Problem to solve.
Pick out each line of the listing below that contains the word "element" and copy it.
****************
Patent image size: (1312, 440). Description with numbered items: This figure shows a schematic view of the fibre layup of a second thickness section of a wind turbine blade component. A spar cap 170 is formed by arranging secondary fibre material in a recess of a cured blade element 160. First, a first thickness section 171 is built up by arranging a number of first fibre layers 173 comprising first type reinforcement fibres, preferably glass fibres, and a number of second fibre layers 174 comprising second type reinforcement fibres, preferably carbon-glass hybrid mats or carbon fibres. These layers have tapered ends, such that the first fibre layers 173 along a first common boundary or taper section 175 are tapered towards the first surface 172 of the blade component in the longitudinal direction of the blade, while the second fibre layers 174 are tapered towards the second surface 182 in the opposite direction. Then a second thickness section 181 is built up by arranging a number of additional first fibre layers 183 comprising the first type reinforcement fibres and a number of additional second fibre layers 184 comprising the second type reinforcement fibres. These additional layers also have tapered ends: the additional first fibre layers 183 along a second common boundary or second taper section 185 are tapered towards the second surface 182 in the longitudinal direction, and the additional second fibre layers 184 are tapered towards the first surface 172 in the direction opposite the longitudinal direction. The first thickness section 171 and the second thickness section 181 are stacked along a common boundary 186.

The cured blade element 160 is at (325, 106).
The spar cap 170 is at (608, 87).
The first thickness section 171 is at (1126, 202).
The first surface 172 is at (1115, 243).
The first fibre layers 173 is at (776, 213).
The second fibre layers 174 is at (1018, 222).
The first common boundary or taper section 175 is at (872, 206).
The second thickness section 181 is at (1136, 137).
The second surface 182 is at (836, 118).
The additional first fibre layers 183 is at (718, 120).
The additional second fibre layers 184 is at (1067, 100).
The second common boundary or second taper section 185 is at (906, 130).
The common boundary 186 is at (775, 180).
****************
Expected output.
Patent image size: (1312, 440). Description with numbered items: This figure shows a schematic view of the fibre layup of a second thickness section of a wind turbine blade component. A spar cap 170 is formed by arranging secondary fibre material in a recess of a cured blade element 160. First, a first thickness section 171 is built up by arranging a number of first fibre layers 173 comprising first type reinforcement fibres, preferably glass fibres, and a number of second fibre layers 174 comprising second type reinforcement fibres, preferably carbon-glass hybrid mats or carbon fibres. These layers have tapered ends, such that the first fibre layers 173 along a first common boundary or taper section 175 are tapered towards the first surface 172 of the blade component in the longitudinal direction of the blade, while the second fibre layers 174 are tapered towards the second surface 182 in the opposite direction. Then a second thickness section 181 is built up by arranging a number of additional first fibre layers 183 comprising the first type reinforcement fibres and a number of additional second fibre layers 184 comprising the second type reinforcement fibres. These additional layers also have tapered ends: the additional first fibre layers 183 along a second common boundary or second taper section 185 are tapered towards the second surface 182 in the longitudinal direction, and the additional second fibre layers 184 are tapered towards the first surface 172 in the direction opposite the longitudinal direction. The first thickness section 171 and the second thickness section 181 are stacked along a common boundary 186.
The cured blade element 160 is at (325, 106).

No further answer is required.